Task description ▸ List, from the lines below, each one with "this" in it.

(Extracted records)

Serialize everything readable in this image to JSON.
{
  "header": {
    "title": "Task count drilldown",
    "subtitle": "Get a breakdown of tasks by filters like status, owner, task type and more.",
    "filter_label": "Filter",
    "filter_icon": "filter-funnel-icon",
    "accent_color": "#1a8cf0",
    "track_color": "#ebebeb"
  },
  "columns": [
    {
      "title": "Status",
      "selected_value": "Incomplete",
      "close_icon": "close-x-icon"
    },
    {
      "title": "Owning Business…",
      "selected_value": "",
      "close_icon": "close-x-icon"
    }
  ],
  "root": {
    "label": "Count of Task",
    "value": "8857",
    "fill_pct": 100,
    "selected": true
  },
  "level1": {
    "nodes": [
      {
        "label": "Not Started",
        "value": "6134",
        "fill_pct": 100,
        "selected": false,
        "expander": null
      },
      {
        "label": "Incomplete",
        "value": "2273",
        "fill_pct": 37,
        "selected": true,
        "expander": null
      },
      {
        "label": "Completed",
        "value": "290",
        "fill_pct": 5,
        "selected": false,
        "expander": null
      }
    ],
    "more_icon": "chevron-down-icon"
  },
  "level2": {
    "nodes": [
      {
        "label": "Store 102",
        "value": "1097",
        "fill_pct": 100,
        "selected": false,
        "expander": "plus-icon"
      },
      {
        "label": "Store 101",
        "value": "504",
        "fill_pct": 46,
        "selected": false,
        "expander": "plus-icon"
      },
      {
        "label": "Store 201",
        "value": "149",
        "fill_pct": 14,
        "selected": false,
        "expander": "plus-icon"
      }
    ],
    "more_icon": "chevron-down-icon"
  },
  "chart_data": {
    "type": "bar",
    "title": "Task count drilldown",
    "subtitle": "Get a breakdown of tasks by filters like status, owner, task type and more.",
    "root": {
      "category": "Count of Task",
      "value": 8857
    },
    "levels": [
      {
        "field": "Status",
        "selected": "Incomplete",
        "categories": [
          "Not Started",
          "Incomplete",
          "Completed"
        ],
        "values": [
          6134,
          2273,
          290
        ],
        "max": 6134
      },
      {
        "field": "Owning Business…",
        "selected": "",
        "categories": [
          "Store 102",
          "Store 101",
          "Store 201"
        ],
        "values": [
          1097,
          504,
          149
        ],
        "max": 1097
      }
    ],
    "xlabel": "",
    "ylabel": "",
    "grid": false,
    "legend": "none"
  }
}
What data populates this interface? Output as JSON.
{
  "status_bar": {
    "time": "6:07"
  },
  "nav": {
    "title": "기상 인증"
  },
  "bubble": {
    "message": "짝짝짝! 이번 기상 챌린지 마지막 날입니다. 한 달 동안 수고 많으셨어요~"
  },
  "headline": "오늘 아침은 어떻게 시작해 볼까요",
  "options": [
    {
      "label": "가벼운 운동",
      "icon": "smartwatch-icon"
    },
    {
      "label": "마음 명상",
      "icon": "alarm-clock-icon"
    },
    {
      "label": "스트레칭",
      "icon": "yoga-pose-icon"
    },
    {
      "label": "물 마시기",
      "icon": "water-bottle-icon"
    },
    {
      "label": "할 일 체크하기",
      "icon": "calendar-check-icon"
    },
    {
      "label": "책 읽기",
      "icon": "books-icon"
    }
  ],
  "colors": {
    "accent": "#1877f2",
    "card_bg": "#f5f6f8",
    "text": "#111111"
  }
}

Solved problem ▸
Serialize everything readable in this image to JSON.
What data populates this interface? Output as JSON.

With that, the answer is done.